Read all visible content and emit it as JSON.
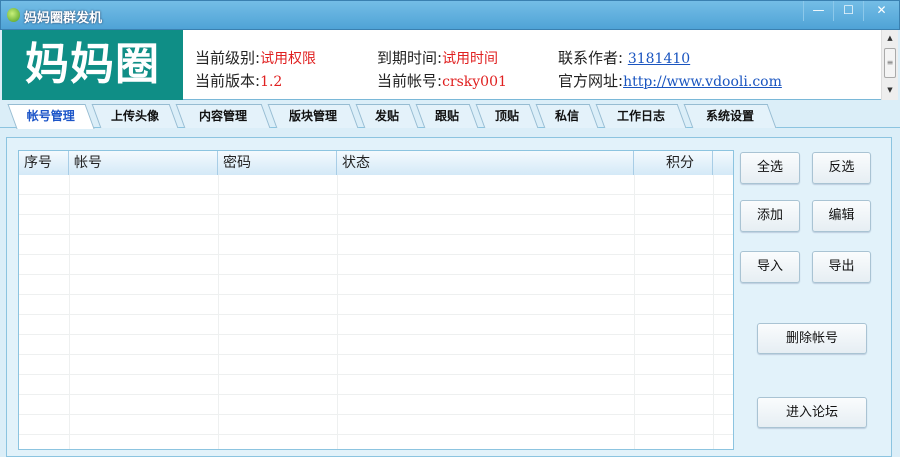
{
  "window": {
    "title": "妈妈圈群发机",
    "minimize": "—",
    "maximize": "☐",
    "close": "✕"
  },
  "header": {
    "logo": "妈妈圈",
    "level_label": "当前级别:",
    "level_value": "试用权限",
    "version_label": "当前版本:",
    "version_value": "1.2",
    "expire_label": "到期时间:",
    "expire_value": "试用时间",
    "account_label": "当前帐号:",
    "account_value": "crsky001",
    "contact_label": "联系作者: ",
    "contact_value": "3181410",
    "site_label": "官方网址:",
    "site_value": "http://www.vdooli.com"
  },
  "tabs": [
    "帐号管理",
    "上传头像",
    "内容管理",
    "版块管理",
    "发贴",
    "跟贴",
    "顶贴",
    "私信",
    "工作日志",
    "系统设置"
  ],
  "table": {
    "columns": [
      "序号",
      "帐号",
      "密码",
      "状态",
      "积分"
    ]
  },
  "buttons": {
    "select_all": "全选",
    "invert": "反选",
    "add": "添加",
    "edit": "编辑",
    "import": "导入",
    "export": "导出",
    "delete": "删除帐号",
    "enter_forum": "进入论坛"
  }
}
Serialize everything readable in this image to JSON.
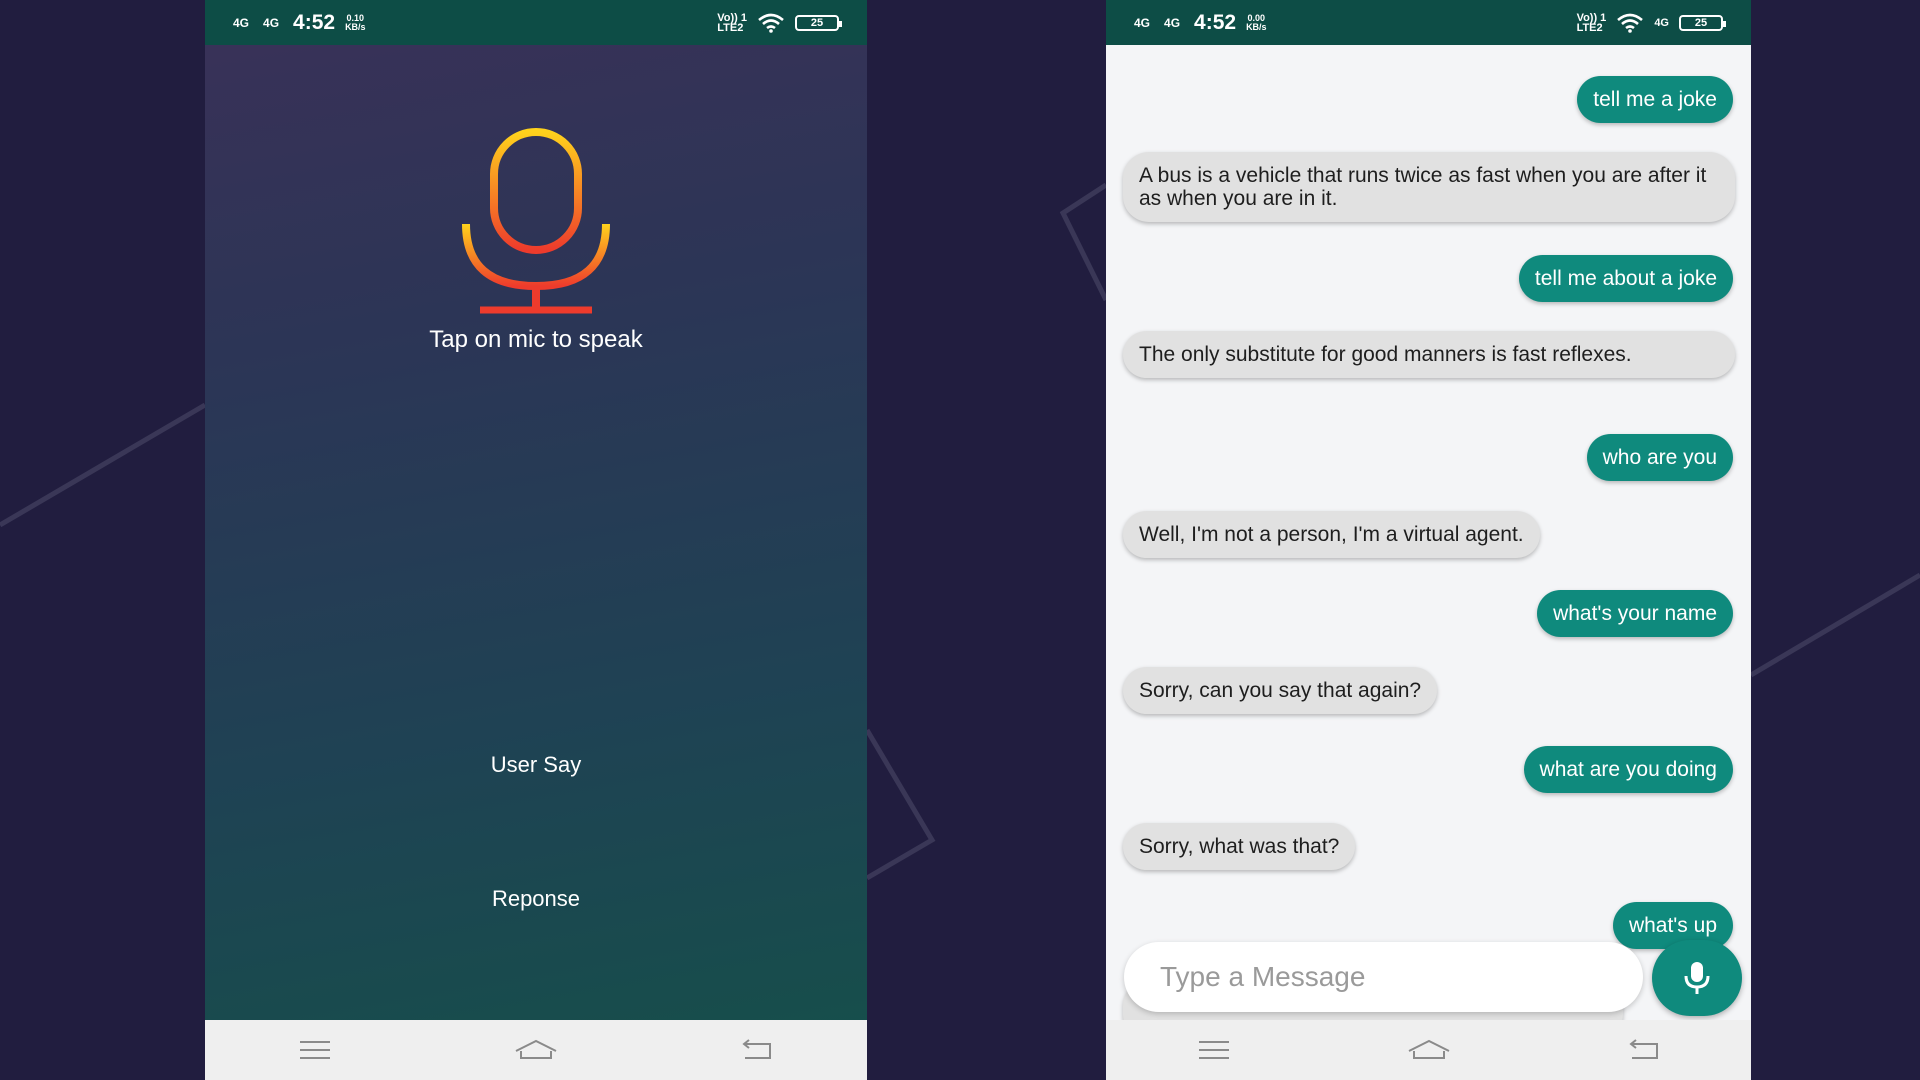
{
  "left_phone": {
    "status": {
      "signal1": "4G",
      "signal2": "4G",
      "time": "4:52",
      "speed_value": "0.10",
      "speed_unit": "KB/s",
      "network_label_top": "Vo)) 1",
      "network_label_bottom": "LTE2",
      "battery": "25"
    },
    "tap_label": "Tap on mic to speak",
    "user_say": "User Say",
    "response": "Reponse",
    "mic_icon": "microphone-icon",
    "nav": [
      "menu-icon",
      "home-icon",
      "back-icon"
    ]
  },
  "right_phone": {
    "status": {
      "signal1": "4G",
      "signal2": "4G",
      "time": "4:52",
      "speed_value": "0.00",
      "speed_unit": "KB/s",
      "network_label_top": "Vo)) 1",
      "network_label_bottom": "LTE2",
      "network_type": "4G",
      "battery": "25"
    },
    "messages": [
      {
        "from": "user",
        "text": "tell me a joke"
      },
      {
        "from": "bot",
        "text": "A bus is a vehicle that runs twice as fast when you are after it as when you are in it."
      },
      {
        "from": "user",
        "text": "tell me about a joke"
      },
      {
        "from": "bot",
        "text": "The only substitute for good manners is fast reflexes."
      },
      {
        "from": "user",
        "text": "who are you"
      },
      {
        "from": "bot",
        "text": "Well, I'm not a person, I'm a virtual agent."
      },
      {
        "from": "user",
        "text": "what's your name"
      },
      {
        "from": "bot",
        "text": "Sorry, can you say that again?"
      },
      {
        "from": "user",
        "text": "what are you doing"
      },
      {
        "from": "bot",
        "text": "Sorry, what was that?"
      },
      {
        "from": "user",
        "text": "what's up"
      }
    ],
    "input_placeholder": "Type a Message",
    "nav": [
      "menu-icon",
      "home-icon",
      "back-icon"
    ]
  },
  "colors": {
    "status_bar": "#0d4d46",
    "user_bubble": "#0f8a7d",
    "bot_bubble": "#e1e1e1",
    "background": "#211d3f"
  }
}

· · ·

Filter the records above for lines containing the word "joke", and copy those lines.

        "text": "tell me a joke"
        "text": "tell me about a joke"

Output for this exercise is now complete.